Exercise:
Extract each line holding the word "плиты" from the entries.

Records for the exercise:

╔══

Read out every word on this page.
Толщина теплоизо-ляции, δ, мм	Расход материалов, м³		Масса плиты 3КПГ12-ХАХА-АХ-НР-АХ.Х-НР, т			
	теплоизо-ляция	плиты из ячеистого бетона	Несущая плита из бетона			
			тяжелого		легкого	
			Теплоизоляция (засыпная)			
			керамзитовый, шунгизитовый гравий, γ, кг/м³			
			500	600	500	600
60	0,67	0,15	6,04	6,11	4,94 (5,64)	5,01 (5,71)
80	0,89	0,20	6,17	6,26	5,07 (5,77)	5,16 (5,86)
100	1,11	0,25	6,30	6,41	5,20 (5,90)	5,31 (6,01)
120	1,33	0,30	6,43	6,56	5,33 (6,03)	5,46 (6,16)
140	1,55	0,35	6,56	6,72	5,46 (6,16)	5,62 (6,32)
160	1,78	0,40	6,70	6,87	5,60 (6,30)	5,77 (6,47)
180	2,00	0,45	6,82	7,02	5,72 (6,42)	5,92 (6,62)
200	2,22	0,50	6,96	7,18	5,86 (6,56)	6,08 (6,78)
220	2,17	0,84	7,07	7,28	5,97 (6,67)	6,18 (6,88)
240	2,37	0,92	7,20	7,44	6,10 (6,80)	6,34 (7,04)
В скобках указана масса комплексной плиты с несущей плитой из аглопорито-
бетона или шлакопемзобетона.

╚══

Output:
Толщина теплоизо-ляции, δ, мм	Расход материалов, м³		Масса плиты 3КПГ12-ХАХА-АХ-НР-АХ.Х-НР, т			
	теплоизо-ляция	плиты из ячеистого бетона	Несущая плита из бетона			
В скобках указана масса комплексной плиты с несущей плитой из аглопорито-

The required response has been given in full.